### Text to read:

* BEGIN *

Anyway, Western companies tend to also cover up as much as they can, and China
is not North Korea. And they do have safety protocols.

------
pjc50
The other day this anecdote was going around on metafilter, the "DC 2 1/2":
[http://www.cnac.org/aircraft02.htm](http://www.cnac.org/aircraft02.htm) where
for wartime expediency reasons a DC-2 was fitted and flown with a DC-3 wing on
one side, which was about 5 feet shorter. The article contains this sentence:

 _" Disaster was close, too close; the mechanics mated the wing, bolts went
in, the two butted nicely, they called me to tell me the bottom would not pull
up butt to butt, although all bolts went through. Upon inspection, I found
that Douglas inspecotors failed to see that the bottom wing bulb angles were
not properly trimmed, thus the gap. I complimented our Chinese mechanics. Men
of lesser experience might have tried to pull the angles together and a fatal
crash would have followed. Douglas was advised via Andy Priester. I cannot
praise our Chinese mechanics enough. Once trained and well led, they could be
compared to the very best."_

------
ptaipale
Hey, that's good. I mean, if those countries are "developing countries", not
just "underdeveloped countries". So we avoid the usual tone where "developing"
actually means "not developed and never going to develop".

70 years ago hardly anyone was thinking that they'd drive a car made by a
Japanese company. 30 years ago hardly anyone was thinking they'd do their
daily correspondence through a smartphone that was manufactured in China. 20
years from now hardly anyone will think twice about flying in a plane whose
regular maintenance is done in Mexico, China, Romania, Estonia or whatever --
and possibly even designed and made in China. (After all, 25 years ago not
that many were thinking that the British Airways plane they flew was actually
maintained by cheaper labour from Finland, and today we fly in planes made in
Brazil, which many also call a "developing country".).

But this article... cheap xenophobic fearmongering.

------
yarper
Most comments on here regarding xenophobia etc seem to be missing the overall
point of this article.

The real issue is that these companies and individuals cannot be held
accountable by the FAA. Usually every single item of work can only be
officially signed off (which makes you legally responsible for it) by somebody
the regulator considers qualified to do so. If it later turns out that that
particular job was done incorrectly a paper trail follows directly to the
individual(s) responsible. Not surprisingly this kind of accountability makes
your average engineer very diligent.

* END *

### Exercise requirements:
1) In the thread about overseas aircraft maintenance, how much shorter than the original was the DC-3 wing fitted to one side of the DC-2?
2) Continue the thread about overseas aircraft maintenance from its last sentence.

### Data provided:
* BEGIN *

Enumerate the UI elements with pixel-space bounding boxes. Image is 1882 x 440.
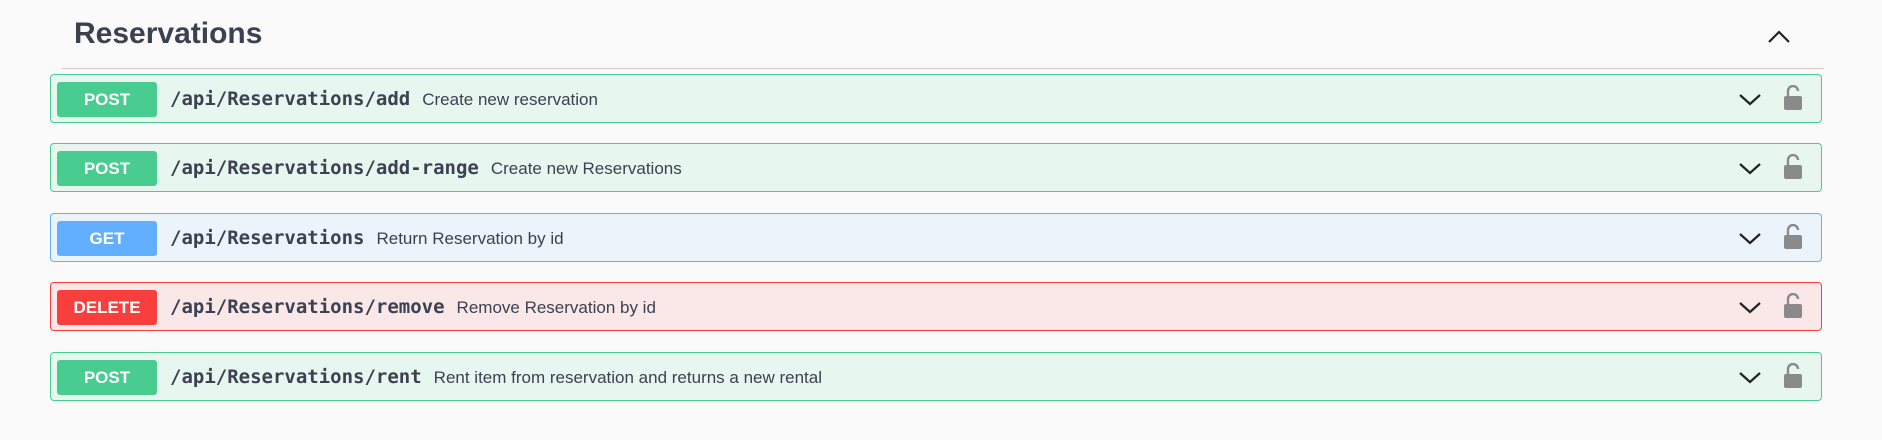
section-header[interactable]: Reservations [62, 0, 1824, 69]
operation-path: /api/Reservations/remove Remove Reservati… [170, 296, 656, 318]
path-text: /api/Reservations/rent [170, 366, 422, 388]
unlocked-padlock-icon[interactable] [1783, 154, 1803, 180]
chevron-up-icon[interactable] [1764, 22, 1794, 52]
chevron-down-icon[interactable] [1737, 366, 1763, 388]
section-title: Reservations [74, 17, 263, 50]
chevron-down-icon[interactable] [1737, 157, 1763, 179]
operation-summary: Rent item from reservation and returns a… [433, 368, 823, 387]
method-badge: POST [57, 360, 157, 395]
operation-row[interactable]: POST /api/Reservations/rent Rent item fro… [50, 352, 1822, 401]
unlocked-padlock-icon[interactable] [1783, 293, 1803, 319]
path-text: /api/Reservations/add-range [170, 157, 479, 179]
operation-summary: Remove Reservation by id [456, 298, 656, 317]
path-text: /api/Reservations/add [170, 88, 411, 110]
unlocked-padlock-icon[interactable] [1783, 363, 1803, 389]
operation-summary: Return Reservation by id [376, 229, 564, 248]
operation-summary: Create new reservation [422, 90, 598, 109]
path-text: /api/Reservations/remove [170, 296, 445, 318]
operation-path: /api/Reservations/add Create new reservat… [170, 88, 598, 110]
chevron-down-icon[interactable] [1737, 88, 1763, 110]
operation-row[interactable]: POST /api/Reservations/add Create new res… [50, 74, 1822, 123]
operation-path: /api/Reservations/rent Rent item from res… [170, 366, 822, 388]
operation-summary: Create new Reservations [490, 159, 682, 178]
unlocked-padlock-icon[interactable] [1783, 85, 1803, 111]
chevron-down-icon[interactable] [1737, 296, 1763, 318]
method-badge: POST [57, 151, 157, 186]
method-badge: DELETE [57, 290, 157, 325]
unlocked-padlock-icon[interactable] [1783, 224, 1803, 250]
operation-path: /api/Reservations Return Reservation by i… [170, 227, 564, 249]
operation-row[interactable]: DELETE /api/Reservations/remove Remove Re… [50, 282, 1822, 331]
method-badge: POST [57, 82, 157, 117]
operation-path: /api/Reservations/add-range Create new Re… [170, 157, 682, 179]
chevron-down-icon[interactable] [1737, 227, 1763, 249]
method-badge: GET [57, 221, 157, 256]
operation-row[interactable]: GET /api/Reservations Return Reservation … [50, 213, 1822, 262]
reservations-section: Reservations POST /api/Reservations/add C… [50, 0, 1824, 401]
path-text: /api/Reservations [170, 227, 365, 249]
operation-row[interactable]: POST /api/Reservations/add-range Create n… [50, 143, 1822, 192]
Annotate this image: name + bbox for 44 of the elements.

* END *

### Answer list:
1) About 5 feet shorter.

2)
If you have a lot of engineers that are not accredited and so cannot legally
approve work (someone comes in and rubber-stamps everything), or are based in
a country with a sketchy legal system you're gonna have a bad time upholding
standards, regardless of how "good" the engineers are and the quality of their
English. It would be xenophobic if the FAA was freaking out about work done in
Europe, Canada, Australia etc too - but it isn't.

------
stevenstremciuc
I can't speak for every one of the facilities mentioned in the article, but
for one of the airlines mentioned that has work done in the Aeroman facility
in El Salvador, the airline staffs American F.A.A. certified mechanics with
decades of experience to oversee the operations performed at the facility.

------
lucaspiller
Whether or not the maintenance is any good, as a passenger the best airline
I've flown with in terms of apparent maintenance (i.e. everything looks like
it works) and cleanliness is Emirates. I flew with BA a couple of months ago
(in business) and the aircraft were filthy and very old.

------
ucaetano
I usually read VF and New Yorker articles pretending to be an aristocratic
American from a century ago:

"Dear Lord, we are flying in airplanes maintained by heathen savages in
faraway nations? This is absolutely shocking, I demand changes now!"

------
tomcam
I'd like to say something more useful here, but... Holy shit. And congrats to
Vanity Fair, of all places,for committing actual journalism.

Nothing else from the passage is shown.